→ Task requirements
Restate each entry word for word, leaving nothing out.

---- Supplied data

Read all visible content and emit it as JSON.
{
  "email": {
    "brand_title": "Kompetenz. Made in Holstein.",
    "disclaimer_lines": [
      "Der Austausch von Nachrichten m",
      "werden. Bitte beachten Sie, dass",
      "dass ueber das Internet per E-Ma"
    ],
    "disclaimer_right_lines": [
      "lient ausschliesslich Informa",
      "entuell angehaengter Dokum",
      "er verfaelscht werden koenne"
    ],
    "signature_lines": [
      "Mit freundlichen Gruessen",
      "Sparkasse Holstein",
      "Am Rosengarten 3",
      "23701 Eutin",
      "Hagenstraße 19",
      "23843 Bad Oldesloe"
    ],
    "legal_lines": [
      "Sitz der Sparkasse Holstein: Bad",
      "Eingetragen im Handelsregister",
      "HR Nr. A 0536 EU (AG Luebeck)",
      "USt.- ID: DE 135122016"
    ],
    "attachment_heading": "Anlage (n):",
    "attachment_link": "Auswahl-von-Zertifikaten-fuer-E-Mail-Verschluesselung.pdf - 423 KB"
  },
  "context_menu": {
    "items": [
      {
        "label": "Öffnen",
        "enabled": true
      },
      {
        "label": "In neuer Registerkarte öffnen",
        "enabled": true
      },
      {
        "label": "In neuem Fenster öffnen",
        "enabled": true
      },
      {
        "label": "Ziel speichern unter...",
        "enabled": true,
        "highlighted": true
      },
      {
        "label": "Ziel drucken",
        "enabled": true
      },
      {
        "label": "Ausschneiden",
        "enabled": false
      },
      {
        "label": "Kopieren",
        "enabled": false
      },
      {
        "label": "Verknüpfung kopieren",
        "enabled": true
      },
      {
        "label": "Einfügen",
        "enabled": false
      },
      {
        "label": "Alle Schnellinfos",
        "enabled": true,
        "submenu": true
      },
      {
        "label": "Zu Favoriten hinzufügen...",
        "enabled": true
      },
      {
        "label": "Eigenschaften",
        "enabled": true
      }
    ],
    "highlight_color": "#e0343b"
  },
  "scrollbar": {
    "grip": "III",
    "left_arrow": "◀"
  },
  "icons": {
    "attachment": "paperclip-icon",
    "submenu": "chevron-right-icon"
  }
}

--------

→ Solution to this task
Read all visible content and emit it as JSON.
{
  "email": {
    "brand_title": "Kompetenz. Made in Holstein.",
    "disclaimer_lines": [
      "Der Austausch von Nachrichten m",
      "werden. Bitte beachten Sie, dass",
      "dass ueber das Internet per E-Ma"
    ],
    "disclaimer_right_lines": [
      "lient ausschliesslich Informa",
      "entuell angehaengter Dokum",
      "er verfaelscht werden koenne"
    ],
    "signature_lines": [
      "Mit freundlichen Gruessen",
      "Sparkasse Holstein",
      "Am Rosengarten 3",
      "23701 Eutin",
      "Hagenstraße 19",
      "23843 Bad Oldesloe"
    ],
    "legal_lines": [
      "Sitz der Sparkasse Holstein: Bad",
      "Eingetragen im Handelsregister",
      "HR Nr. A 0536 EU (AG Luebeck)",
      "USt.- ID: DE 135122016"
    ],
    "attachment_heading": "Anlage (n):",
    "attachment_link": "Auswahl-von-Zertifikaten-fuer-E-Mail-Verschluesselung.pdf - 423 KB"
  },
  "context_menu": {
    "items": [
      {
        "label": "Öffnen",
        "enabled": true
      },
      {
        "label": "In neuer Registerkarte öffnen",
        "enabled": true
      },
      {
        "label": "In neuem Fenster öffnen",
        "enabled": true
      },
      {
        "label": "Ziel speichern unter...",
        "enabled": true,
        "highlighted": true
      },
      {
        "label": "Ziel drucken",
        "enabled": true
      },
      {
        "label": "Ausschneiden",
        "enabled": false
      },
      {
        "label": "Kopieren",
        "enabled": false
      },
      {
        "label": "Verknüpfung kopieren",
        "enabled": true
      },
      {
        "label": "Einfügen",
        "enabled": false
      },
      {
        "label": "Alle Schnellinfos",
        "enabled": true,
        "submenu": true
      },
      {
        "label": "Zu Favoriten hinzufügen...",
        "enabled": true
      },
      {
        "label": "Eigenschaften",
        "enabled": true
      }
    ],
    "highlight_color": "#e0343b"
  },
  "scrollbar": {
    "grip": "III",
    "left_arrow": "◀"
  },
  "icons": {
    "attachment": "paperclip-icon",
    "submenu": "chevron-right-icon"
  }
}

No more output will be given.